While the
main media goes into overdrive about The Leveson Report into the UK Press; you
have all been bad boys and girls; it has to stop and we have ways of making you
behave yourselves. Spanking is out
unless privacy can be pleaded.
The EU
Referendum blog points out the strange business of The Energy Bill being
published on the same day that Leveson lent us his thoughts. Richard North asserts that as the Press is
declining fast and few people trust TV in any case, many of us look for our
news and comment from elsewhere.
Freedom of
speech and comment is very important indeed, with some safeguards open to all
and not just the rich few. Energy,
however, could be argued as being more important because the whole structure of
our economies and hence current society are now dependent on the supplies of
energy immediately on call.
Our need
for reliable energy is phenomenal compared to the relatively recent past. I can recall a home with a handful of low
power light bulbs sparingly used, no separate power sockets, no heating
appliance that used electricity, a radio listened to only when necessary and a
flat iron that needed to plugged into a light socket.
There was a
gas cooker and heating was by coal fires, when you could get or afford the
coal. In contrast at this moment, a
computer system is in operation, the storage heaters are all fully charged, at
least five bright lights are on, the water heater is probably active, a radio
is going and later another radio and TV in use.

Records from a collection:
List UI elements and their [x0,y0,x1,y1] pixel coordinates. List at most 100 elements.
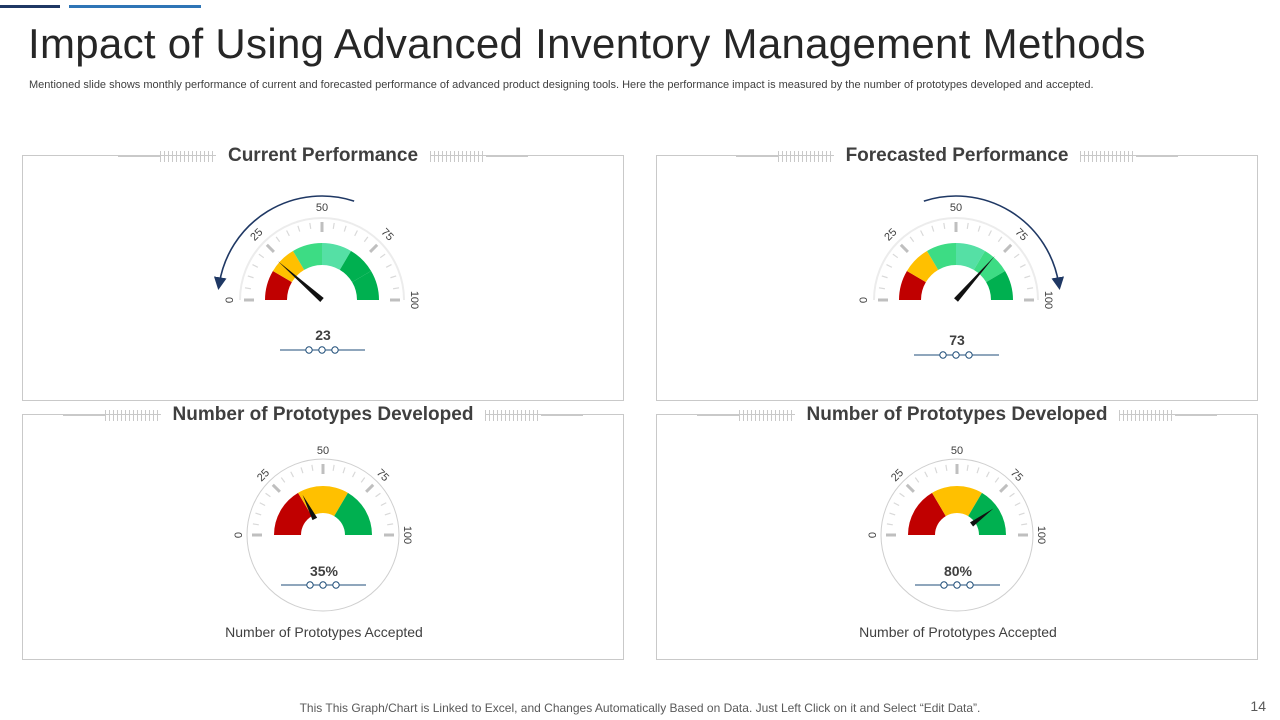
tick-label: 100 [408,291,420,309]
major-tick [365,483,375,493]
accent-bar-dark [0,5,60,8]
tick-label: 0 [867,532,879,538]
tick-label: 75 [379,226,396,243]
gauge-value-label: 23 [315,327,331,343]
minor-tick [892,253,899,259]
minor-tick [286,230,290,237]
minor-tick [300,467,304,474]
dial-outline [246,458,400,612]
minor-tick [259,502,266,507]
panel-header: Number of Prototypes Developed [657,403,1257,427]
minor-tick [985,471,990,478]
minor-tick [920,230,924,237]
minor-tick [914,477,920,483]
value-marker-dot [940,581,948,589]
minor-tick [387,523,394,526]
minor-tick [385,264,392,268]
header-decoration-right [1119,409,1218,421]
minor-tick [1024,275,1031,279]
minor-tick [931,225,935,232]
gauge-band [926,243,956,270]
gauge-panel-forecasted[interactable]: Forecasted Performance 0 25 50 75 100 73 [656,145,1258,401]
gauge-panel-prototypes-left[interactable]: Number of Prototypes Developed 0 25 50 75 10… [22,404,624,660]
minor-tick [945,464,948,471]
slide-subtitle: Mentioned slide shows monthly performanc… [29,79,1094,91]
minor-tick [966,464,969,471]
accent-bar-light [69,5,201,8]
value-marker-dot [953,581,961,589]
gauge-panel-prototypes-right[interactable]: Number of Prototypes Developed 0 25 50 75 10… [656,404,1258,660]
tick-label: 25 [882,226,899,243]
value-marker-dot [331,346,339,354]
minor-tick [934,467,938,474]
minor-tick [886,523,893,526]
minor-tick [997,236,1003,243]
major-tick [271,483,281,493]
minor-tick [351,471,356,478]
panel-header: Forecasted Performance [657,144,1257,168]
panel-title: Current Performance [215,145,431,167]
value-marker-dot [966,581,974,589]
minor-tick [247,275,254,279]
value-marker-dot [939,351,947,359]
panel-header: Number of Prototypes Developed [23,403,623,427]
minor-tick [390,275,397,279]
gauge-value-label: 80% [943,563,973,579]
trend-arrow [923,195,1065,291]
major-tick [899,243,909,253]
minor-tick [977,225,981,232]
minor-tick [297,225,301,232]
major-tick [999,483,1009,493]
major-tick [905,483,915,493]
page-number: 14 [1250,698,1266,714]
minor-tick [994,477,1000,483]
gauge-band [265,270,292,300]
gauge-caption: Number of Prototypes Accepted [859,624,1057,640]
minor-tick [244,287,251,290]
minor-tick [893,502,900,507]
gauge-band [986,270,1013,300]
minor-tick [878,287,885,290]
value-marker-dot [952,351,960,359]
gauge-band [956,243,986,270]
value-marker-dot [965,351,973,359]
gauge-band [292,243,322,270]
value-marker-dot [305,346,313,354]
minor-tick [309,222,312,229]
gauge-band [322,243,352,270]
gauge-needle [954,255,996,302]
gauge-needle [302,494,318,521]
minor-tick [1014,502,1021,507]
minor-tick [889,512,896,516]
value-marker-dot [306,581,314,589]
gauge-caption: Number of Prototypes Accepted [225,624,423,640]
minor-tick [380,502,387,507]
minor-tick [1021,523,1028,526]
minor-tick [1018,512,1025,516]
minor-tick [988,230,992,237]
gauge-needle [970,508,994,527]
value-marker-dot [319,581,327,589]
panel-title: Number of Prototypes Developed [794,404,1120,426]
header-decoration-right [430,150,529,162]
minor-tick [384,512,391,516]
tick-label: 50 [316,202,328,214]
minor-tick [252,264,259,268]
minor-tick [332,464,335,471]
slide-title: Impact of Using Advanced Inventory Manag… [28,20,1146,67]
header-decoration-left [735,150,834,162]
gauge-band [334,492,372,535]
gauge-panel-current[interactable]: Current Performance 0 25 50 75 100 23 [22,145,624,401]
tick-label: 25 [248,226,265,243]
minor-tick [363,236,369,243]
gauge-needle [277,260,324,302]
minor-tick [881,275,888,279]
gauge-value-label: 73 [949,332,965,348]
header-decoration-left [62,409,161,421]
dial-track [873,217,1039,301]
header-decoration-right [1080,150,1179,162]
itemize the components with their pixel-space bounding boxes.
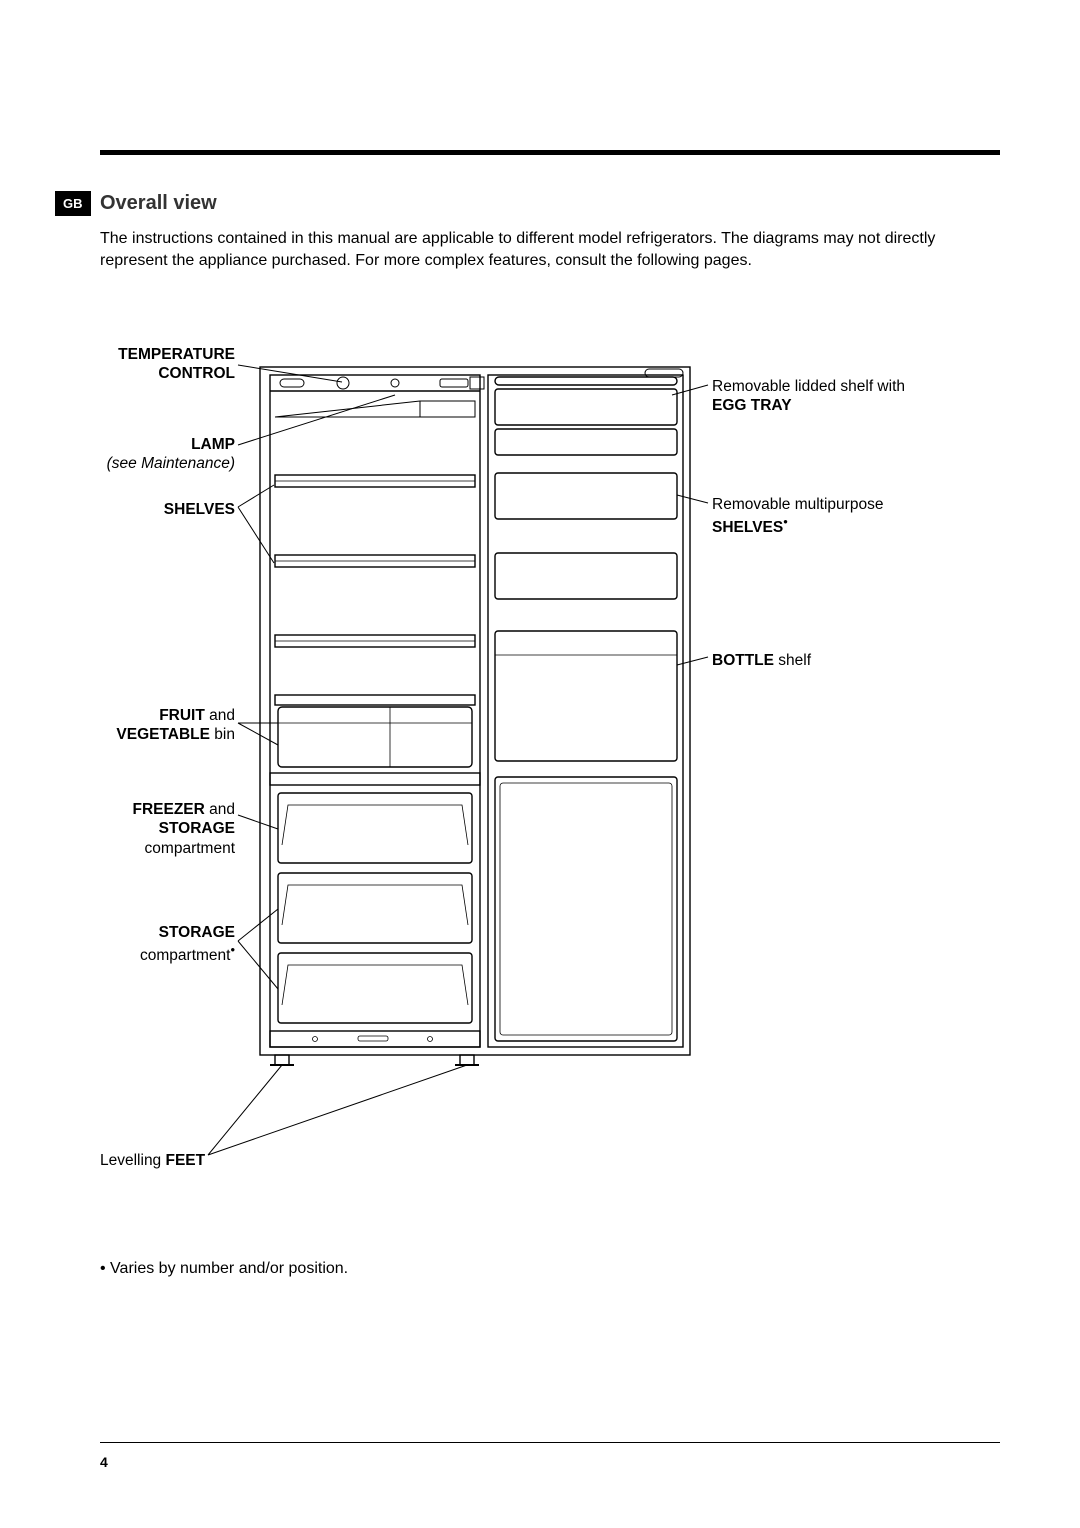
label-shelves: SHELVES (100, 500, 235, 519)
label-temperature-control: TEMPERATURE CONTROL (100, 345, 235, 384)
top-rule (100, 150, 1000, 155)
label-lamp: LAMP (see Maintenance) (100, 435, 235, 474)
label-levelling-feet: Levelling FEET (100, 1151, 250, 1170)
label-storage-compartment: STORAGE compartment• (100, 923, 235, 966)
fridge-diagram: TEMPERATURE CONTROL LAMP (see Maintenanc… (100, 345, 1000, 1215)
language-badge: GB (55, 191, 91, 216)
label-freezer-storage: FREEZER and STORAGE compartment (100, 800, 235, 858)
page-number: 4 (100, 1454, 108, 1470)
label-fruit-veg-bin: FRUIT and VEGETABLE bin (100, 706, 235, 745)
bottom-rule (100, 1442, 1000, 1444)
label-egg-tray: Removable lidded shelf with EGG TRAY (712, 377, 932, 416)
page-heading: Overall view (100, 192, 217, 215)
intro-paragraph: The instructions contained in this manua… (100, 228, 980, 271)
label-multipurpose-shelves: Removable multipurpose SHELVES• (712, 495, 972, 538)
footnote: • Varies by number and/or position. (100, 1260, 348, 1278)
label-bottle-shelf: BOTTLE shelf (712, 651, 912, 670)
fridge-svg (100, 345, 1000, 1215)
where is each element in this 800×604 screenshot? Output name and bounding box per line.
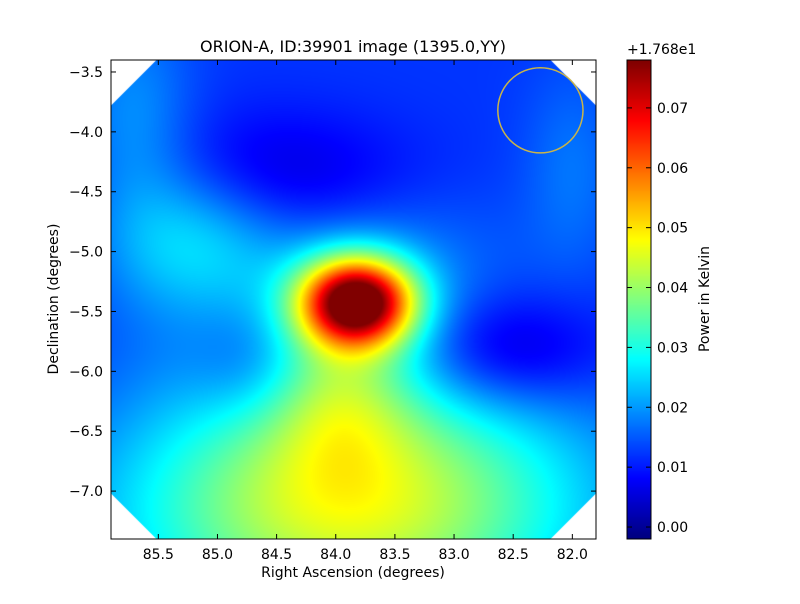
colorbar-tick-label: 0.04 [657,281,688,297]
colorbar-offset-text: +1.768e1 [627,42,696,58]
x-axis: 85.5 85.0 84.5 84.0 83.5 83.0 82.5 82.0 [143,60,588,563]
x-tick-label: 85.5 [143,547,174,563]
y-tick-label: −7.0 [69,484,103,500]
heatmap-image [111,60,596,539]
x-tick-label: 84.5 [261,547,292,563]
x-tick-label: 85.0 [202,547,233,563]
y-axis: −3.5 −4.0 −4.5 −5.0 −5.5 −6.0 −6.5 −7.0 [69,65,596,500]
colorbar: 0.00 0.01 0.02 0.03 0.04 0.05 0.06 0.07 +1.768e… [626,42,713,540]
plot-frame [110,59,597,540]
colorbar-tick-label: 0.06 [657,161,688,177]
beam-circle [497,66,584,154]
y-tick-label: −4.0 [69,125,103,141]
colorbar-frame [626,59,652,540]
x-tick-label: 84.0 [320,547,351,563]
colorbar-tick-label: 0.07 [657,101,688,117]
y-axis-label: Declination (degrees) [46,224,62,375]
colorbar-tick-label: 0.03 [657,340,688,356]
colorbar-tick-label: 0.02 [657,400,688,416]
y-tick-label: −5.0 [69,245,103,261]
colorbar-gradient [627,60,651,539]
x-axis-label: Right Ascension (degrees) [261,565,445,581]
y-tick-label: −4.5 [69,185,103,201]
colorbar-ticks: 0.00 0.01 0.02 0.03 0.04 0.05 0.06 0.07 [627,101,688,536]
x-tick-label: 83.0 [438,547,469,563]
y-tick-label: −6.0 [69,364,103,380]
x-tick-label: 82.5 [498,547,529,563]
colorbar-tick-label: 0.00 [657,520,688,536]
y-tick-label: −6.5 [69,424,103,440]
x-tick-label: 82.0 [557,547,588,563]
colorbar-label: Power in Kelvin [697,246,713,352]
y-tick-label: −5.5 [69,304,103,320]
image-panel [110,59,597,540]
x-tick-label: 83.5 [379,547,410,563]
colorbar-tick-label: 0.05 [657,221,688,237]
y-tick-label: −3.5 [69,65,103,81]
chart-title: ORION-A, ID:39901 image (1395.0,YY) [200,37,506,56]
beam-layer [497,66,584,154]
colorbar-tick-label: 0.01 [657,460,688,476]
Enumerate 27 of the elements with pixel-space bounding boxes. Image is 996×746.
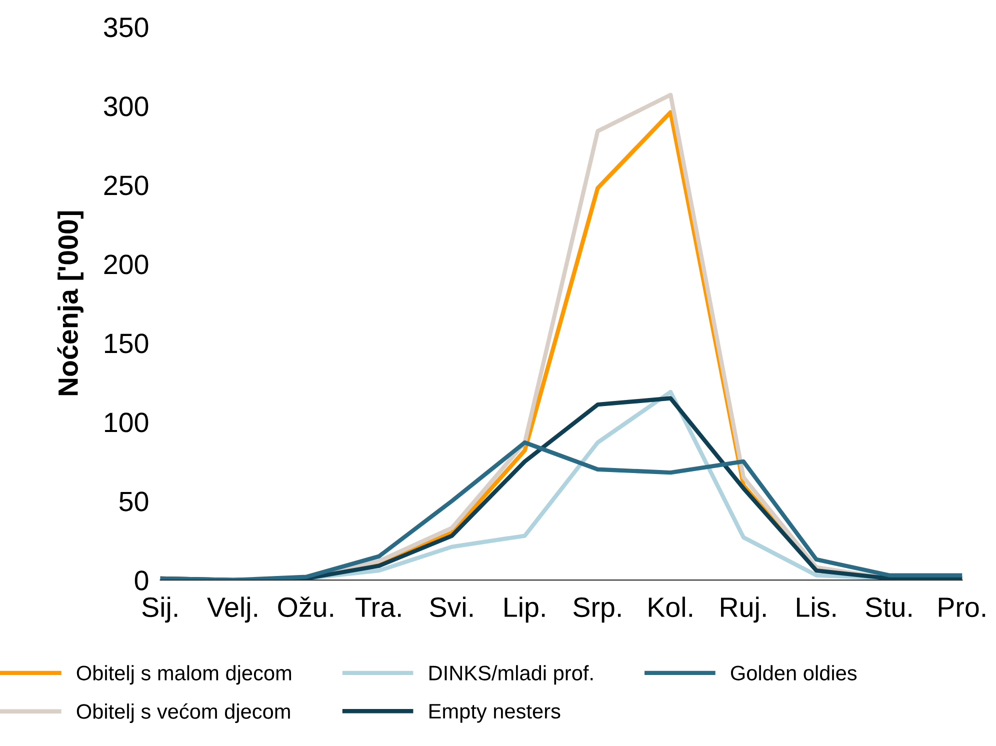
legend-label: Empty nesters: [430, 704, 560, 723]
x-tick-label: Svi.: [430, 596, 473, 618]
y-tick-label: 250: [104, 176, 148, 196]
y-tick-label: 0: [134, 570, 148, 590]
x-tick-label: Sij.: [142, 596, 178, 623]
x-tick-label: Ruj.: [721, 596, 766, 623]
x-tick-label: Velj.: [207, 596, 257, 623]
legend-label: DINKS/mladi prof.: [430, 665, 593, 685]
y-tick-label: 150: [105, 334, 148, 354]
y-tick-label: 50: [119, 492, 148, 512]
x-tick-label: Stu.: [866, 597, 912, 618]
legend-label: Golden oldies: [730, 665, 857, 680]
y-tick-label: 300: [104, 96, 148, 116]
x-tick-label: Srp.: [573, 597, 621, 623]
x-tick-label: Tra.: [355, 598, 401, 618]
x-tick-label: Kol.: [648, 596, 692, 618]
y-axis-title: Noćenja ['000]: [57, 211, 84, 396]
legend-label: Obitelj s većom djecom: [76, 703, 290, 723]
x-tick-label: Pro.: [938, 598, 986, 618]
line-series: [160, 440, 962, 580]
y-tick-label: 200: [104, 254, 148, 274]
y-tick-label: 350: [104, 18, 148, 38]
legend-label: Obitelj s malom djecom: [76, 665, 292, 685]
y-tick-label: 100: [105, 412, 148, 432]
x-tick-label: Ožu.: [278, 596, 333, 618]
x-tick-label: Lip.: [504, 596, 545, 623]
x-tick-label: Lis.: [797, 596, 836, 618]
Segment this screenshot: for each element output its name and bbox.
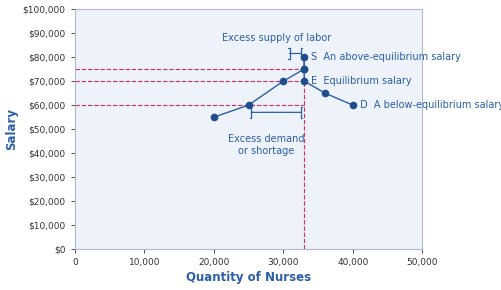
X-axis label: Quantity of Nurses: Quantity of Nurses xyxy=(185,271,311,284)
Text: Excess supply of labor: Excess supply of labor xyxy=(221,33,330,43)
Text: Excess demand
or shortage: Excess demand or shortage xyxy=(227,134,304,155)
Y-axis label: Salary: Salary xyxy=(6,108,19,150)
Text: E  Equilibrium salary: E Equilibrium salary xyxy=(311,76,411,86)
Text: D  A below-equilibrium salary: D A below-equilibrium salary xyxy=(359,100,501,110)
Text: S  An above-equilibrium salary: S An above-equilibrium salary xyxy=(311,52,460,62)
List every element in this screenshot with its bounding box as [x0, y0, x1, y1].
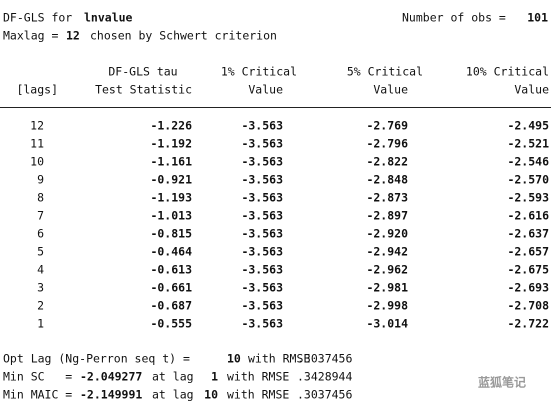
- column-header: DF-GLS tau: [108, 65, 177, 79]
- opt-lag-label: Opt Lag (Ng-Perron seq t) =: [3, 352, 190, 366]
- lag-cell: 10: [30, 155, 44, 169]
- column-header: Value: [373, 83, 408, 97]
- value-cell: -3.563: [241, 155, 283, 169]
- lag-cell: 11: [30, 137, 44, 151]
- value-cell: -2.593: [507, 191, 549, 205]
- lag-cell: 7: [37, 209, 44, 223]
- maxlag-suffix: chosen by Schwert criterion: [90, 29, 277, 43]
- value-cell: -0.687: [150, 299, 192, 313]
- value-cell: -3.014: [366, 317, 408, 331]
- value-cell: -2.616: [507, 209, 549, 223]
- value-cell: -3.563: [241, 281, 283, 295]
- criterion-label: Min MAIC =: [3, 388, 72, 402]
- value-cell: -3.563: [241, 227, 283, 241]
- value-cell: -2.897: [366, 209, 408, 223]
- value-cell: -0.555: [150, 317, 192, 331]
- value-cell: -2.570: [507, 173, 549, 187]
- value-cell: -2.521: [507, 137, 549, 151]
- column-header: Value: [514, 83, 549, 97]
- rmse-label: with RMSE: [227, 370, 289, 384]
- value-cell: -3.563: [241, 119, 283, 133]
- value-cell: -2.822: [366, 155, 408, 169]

Short task A:
Decide whether each statement agrees with the passage on energy and the press: (i) The Energy Bill was published on the same day as the Leveson Report. (ii) The home the writer recalls had a heating appliance that used electricity. (iii) At the moment of writing, the storage heaters are all fully charged. For each, answer yes or no and quote the words of the passage that settle it.
Short task B:
Copy the part of the passage on energy and the press starting at "There was a" and ending at "and TV in use.", word for word.

Complete response A:
(i) Yes: "The Energy Bill being published on the same day that Leveson lent us his thoughts"
(ii) No: "no heating appliance that used electricity"
(iii) Yes: "the storage heaters are all fully charged"

Complete response B:
There was a
gas cooker and heating was by coal fires, when you could get or afford the
coal. In contrast at this moment, a
computer system is in operation, the storage heaters are all fully charged, at
least five bright lights are on, the water heater is probably active, a radio
is going and later another radio and TV in use.